→ **Goal**: Look for the string "上是单调递减的" in the lines and copy each line that has it.

→ **Available records**:
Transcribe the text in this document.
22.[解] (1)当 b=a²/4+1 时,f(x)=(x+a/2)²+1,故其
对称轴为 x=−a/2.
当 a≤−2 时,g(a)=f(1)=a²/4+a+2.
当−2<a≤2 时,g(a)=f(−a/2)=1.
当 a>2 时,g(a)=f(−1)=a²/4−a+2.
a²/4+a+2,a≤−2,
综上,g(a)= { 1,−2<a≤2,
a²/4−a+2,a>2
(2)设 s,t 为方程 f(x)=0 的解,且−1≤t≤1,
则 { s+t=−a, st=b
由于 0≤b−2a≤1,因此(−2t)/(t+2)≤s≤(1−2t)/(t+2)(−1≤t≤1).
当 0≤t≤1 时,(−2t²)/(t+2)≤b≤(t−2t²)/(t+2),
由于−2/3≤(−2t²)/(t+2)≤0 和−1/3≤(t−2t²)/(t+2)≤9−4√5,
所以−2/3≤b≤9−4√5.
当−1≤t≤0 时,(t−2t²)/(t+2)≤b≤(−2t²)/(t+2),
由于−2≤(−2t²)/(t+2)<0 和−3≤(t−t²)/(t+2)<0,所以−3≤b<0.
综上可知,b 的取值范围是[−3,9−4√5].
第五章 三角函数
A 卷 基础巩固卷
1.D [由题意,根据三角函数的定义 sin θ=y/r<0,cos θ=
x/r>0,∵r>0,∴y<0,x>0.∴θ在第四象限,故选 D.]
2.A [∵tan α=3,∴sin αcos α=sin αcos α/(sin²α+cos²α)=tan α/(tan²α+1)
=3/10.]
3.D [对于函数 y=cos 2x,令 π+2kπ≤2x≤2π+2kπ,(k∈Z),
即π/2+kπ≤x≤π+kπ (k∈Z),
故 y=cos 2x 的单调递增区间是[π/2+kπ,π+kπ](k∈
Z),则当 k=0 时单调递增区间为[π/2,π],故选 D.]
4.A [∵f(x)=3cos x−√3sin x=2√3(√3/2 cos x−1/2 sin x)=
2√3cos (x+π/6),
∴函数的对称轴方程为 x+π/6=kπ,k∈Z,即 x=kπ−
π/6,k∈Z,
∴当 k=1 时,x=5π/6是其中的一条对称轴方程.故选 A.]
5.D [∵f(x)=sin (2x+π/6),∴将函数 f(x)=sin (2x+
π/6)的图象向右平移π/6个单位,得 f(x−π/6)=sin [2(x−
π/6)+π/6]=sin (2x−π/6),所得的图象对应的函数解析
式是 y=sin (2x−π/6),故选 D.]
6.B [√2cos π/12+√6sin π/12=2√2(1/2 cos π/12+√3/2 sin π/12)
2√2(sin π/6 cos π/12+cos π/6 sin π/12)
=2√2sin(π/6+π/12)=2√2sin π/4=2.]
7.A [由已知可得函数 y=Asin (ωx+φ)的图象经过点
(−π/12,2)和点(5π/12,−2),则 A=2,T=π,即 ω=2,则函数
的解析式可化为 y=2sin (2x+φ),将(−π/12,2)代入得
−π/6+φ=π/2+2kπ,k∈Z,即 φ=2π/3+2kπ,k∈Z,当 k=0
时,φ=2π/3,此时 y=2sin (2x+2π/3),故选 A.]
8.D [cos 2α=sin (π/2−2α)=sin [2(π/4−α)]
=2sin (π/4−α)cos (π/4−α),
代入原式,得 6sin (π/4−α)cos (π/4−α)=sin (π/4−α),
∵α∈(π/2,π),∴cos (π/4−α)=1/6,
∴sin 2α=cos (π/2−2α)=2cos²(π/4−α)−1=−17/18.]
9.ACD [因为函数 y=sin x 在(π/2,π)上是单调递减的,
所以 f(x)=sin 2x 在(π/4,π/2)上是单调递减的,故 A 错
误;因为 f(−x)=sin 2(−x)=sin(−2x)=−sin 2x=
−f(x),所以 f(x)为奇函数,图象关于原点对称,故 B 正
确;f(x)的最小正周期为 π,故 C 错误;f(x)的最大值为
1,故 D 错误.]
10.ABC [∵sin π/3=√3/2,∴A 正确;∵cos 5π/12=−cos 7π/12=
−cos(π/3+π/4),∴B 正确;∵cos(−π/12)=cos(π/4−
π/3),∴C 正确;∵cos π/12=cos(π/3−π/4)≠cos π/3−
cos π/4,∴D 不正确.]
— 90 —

→ **Answer below**:
9.ACD [因为函数 y=sin x 在(π/2,π)上是单调递减的,
所以 f(x)=sin 2x 在(π/4,π/2)上是单调递减的,故 A 错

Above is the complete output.